Look through the data below. Collect every line where the word "text" occurs.

[Start AVAILABLE DATA]

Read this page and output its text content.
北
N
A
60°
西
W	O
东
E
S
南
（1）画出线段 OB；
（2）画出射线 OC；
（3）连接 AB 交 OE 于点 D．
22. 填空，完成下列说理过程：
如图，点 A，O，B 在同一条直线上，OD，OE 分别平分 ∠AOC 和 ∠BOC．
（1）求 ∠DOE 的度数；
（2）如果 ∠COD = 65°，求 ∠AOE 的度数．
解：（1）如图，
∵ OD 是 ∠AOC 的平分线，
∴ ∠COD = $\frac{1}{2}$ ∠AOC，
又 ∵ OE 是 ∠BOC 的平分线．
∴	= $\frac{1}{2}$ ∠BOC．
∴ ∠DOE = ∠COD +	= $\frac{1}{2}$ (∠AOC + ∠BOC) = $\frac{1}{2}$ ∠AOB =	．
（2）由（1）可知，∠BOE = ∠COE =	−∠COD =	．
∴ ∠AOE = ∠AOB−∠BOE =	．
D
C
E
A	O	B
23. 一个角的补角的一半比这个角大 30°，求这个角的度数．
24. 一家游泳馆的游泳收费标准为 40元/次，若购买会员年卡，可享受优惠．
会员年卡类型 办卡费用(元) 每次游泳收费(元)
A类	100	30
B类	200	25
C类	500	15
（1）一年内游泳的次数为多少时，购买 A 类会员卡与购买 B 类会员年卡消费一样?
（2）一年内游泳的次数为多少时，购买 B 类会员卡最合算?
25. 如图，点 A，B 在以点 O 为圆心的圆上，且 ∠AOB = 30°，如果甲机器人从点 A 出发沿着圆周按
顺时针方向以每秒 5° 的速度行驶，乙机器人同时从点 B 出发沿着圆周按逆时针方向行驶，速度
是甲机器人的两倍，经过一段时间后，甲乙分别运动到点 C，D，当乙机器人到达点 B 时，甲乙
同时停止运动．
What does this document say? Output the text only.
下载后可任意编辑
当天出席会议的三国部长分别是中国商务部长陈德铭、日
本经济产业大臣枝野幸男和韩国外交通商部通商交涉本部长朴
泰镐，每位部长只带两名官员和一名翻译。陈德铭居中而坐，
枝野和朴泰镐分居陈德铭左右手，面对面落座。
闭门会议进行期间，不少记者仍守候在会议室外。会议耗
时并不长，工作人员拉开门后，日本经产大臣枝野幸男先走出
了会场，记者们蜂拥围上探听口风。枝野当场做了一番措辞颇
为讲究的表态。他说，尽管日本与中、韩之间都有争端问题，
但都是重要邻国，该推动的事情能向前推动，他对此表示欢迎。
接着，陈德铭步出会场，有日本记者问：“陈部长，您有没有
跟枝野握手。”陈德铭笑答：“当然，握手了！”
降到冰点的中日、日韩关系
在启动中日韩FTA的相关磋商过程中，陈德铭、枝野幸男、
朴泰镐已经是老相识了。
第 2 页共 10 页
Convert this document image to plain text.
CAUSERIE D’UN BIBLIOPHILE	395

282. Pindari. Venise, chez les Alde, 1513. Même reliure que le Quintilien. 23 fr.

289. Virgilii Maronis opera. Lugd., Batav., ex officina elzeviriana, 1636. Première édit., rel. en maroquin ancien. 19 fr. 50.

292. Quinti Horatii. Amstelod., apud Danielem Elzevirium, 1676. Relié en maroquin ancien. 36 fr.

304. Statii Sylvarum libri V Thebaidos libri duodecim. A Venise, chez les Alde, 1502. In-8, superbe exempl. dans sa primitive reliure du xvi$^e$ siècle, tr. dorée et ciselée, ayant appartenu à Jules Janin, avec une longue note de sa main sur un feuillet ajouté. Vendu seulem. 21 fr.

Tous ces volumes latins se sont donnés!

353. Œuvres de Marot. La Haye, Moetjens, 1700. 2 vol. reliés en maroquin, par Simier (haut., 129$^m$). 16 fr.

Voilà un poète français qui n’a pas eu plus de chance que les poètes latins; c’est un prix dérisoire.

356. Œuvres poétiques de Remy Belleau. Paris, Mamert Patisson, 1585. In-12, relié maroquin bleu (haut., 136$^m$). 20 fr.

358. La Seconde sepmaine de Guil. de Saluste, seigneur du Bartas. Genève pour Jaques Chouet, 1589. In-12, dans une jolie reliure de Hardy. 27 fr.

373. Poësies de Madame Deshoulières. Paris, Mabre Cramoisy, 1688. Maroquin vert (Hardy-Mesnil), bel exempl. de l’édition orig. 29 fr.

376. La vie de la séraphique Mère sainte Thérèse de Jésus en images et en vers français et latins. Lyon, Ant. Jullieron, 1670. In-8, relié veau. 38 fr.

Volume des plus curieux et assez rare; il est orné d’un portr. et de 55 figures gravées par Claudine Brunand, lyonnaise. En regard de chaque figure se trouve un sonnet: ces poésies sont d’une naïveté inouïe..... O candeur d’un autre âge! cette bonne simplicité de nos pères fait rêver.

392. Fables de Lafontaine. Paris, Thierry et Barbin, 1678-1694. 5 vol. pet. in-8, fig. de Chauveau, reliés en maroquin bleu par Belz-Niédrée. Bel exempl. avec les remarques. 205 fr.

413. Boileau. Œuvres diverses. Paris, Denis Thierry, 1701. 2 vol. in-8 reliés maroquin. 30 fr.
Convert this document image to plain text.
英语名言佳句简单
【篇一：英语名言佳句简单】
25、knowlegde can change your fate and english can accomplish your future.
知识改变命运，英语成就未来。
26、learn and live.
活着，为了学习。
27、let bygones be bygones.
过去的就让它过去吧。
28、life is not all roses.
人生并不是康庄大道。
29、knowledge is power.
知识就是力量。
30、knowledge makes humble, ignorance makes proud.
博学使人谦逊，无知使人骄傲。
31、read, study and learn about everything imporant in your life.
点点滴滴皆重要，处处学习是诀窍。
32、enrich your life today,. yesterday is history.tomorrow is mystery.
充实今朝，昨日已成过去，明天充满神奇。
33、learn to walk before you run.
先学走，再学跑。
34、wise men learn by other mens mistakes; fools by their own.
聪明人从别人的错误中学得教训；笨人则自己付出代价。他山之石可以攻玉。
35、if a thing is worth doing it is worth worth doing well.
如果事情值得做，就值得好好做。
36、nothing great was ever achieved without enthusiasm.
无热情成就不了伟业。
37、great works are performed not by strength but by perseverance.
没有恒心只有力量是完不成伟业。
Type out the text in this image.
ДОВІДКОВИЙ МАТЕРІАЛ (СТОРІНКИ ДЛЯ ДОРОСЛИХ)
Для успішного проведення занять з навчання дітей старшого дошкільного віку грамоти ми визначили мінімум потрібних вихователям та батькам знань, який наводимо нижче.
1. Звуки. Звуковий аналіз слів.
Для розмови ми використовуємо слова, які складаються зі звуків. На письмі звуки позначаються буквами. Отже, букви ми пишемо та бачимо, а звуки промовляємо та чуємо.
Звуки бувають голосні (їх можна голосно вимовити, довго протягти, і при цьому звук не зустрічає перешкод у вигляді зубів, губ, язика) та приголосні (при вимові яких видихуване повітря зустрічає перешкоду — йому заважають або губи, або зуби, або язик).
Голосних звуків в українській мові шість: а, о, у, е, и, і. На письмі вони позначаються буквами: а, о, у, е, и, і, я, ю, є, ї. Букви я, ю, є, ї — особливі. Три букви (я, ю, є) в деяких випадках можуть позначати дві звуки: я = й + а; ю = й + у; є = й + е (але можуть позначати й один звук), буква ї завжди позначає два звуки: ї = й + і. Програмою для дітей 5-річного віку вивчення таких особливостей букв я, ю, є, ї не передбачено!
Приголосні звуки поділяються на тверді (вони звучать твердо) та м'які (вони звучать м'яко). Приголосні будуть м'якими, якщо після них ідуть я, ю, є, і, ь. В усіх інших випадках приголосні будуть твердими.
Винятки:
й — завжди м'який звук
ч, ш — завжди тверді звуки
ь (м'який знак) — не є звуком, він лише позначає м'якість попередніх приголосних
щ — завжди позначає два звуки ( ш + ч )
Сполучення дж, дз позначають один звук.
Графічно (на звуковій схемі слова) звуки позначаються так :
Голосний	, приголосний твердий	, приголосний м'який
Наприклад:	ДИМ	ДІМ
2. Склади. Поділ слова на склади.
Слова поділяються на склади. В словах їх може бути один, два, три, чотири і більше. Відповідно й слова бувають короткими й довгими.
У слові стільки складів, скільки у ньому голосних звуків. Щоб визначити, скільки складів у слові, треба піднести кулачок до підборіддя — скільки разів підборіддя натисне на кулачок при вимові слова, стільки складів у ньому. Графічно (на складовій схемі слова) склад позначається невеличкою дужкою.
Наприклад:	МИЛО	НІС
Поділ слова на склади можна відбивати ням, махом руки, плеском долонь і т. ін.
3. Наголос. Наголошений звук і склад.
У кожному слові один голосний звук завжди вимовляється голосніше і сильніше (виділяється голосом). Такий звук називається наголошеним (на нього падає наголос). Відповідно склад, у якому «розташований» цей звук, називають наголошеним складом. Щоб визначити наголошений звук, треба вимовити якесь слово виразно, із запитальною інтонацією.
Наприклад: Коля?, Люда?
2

[End AVAILABLE DATA]

** IN RESPONSE **
Read this page and output its text content.
What does this document say? Output the text only.
Convert this document image to plain text.
Convert this document image to plain text.
Type out the text in this image.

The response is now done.